GIVEN INSTRUCTION
Check every line of the entries that follow, and copy the ones containing "JSON".

## Begin SUPPLIED DATA

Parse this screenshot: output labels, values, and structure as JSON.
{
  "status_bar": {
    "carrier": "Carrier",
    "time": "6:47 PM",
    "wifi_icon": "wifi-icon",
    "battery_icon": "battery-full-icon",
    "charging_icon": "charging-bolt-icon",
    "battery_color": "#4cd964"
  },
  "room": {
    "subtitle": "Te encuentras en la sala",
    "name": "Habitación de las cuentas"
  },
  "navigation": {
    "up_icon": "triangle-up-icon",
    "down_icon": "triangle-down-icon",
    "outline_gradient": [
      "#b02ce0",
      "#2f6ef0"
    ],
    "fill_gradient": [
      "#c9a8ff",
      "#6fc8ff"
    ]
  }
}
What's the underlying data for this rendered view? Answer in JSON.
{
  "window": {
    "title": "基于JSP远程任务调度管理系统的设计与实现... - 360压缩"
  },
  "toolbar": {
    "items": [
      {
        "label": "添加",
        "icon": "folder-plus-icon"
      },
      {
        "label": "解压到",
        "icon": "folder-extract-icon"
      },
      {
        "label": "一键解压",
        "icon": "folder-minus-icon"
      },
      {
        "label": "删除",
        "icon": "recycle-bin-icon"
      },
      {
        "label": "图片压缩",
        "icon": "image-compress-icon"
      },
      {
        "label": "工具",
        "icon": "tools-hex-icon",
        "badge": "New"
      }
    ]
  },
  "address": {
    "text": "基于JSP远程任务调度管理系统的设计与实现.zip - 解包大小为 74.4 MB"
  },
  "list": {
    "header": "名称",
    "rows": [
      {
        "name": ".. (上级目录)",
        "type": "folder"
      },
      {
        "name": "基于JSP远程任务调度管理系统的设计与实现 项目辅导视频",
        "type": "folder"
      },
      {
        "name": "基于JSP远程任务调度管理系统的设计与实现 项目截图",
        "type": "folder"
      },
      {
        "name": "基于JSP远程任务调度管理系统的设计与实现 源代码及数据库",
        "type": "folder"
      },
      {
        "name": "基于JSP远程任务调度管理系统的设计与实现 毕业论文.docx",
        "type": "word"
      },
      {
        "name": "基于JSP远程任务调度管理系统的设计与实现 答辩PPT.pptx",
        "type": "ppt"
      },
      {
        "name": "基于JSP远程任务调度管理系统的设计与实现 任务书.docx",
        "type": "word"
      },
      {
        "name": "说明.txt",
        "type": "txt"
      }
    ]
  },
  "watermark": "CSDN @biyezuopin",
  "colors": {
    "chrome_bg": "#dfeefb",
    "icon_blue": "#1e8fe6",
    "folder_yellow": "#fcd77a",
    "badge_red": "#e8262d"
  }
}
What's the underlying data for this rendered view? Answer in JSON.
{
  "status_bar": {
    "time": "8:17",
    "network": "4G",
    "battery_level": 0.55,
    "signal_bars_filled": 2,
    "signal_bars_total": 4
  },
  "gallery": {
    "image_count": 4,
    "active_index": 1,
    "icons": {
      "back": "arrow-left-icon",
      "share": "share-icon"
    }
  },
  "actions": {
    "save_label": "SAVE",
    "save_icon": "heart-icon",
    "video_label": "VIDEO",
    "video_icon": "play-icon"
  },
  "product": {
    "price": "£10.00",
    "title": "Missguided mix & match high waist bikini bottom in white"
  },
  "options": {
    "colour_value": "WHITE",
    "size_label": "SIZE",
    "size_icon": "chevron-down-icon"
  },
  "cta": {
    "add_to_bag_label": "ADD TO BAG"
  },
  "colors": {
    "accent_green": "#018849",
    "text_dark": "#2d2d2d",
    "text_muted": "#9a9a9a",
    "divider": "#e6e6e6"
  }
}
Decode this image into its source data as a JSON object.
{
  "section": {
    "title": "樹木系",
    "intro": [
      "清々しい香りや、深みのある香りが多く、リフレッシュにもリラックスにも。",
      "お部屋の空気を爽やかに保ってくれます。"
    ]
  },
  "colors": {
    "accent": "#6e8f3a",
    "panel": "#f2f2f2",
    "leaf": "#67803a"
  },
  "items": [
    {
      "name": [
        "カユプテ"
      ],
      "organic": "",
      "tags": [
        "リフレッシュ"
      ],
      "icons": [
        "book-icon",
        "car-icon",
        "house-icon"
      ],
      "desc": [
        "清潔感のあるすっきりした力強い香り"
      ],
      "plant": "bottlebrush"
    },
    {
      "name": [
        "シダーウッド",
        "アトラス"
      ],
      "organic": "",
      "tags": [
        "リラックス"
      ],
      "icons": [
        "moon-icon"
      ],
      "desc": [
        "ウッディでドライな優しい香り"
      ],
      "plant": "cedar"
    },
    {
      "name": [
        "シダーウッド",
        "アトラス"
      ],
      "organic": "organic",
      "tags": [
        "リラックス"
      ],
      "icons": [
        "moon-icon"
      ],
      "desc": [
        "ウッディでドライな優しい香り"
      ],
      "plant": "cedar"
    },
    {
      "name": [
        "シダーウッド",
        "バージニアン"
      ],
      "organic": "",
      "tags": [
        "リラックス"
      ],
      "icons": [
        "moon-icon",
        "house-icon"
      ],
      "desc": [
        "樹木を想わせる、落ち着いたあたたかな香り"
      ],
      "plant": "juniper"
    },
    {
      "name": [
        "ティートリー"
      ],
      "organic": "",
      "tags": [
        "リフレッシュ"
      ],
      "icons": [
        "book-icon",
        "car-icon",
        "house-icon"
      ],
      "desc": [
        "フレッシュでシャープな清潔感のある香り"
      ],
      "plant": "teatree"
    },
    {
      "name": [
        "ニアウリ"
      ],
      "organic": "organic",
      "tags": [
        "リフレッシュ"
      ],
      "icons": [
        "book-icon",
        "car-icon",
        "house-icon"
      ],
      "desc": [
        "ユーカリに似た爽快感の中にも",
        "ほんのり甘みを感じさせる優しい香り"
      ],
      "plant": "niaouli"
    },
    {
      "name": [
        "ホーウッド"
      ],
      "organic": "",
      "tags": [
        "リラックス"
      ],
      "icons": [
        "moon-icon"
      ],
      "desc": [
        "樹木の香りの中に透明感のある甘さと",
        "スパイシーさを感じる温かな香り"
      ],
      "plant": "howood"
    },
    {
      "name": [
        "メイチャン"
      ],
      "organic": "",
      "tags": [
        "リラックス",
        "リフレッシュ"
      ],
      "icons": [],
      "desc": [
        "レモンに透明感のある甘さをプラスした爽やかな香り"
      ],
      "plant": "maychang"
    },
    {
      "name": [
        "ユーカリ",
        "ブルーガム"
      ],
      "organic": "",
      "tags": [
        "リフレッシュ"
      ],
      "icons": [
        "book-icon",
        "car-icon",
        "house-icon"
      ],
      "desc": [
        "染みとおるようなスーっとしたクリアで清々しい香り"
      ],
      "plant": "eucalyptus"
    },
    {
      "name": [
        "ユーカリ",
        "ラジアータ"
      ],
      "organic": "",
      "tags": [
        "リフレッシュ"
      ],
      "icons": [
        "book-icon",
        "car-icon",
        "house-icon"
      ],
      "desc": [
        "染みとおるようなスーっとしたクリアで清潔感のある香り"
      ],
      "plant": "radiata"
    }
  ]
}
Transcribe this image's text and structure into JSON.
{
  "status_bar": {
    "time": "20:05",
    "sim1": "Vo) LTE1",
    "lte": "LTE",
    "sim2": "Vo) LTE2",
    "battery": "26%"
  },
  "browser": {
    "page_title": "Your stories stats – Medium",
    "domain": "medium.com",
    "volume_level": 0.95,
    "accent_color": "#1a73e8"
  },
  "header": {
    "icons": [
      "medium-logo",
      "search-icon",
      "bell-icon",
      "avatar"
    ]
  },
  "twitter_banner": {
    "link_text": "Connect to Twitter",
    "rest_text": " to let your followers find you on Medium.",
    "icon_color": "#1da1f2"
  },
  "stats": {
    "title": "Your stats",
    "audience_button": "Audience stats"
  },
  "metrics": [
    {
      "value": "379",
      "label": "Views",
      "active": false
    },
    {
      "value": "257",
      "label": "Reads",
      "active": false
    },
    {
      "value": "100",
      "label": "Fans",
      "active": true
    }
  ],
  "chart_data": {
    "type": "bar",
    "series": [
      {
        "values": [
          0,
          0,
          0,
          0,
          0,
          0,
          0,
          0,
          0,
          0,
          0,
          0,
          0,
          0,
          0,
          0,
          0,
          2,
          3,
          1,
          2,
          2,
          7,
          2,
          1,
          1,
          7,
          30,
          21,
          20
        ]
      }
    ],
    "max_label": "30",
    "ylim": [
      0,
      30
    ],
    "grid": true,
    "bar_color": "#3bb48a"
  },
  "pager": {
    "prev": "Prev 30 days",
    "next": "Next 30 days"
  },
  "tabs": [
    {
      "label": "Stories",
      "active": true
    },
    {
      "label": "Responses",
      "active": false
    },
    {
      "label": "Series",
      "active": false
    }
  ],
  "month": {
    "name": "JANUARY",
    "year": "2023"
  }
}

## End SUPPLIED DATA

EXPECTED OUTPUT
Parse this screenshot: output labels, values, and structure as JSON.
What's the underlying data for this rendered view? Answer in JSON.
What's the underlying data for this rendered view? Answer in JSON.
Decode this image into its source data as a JSON object.
Transcribe this image's text and structure into JSON.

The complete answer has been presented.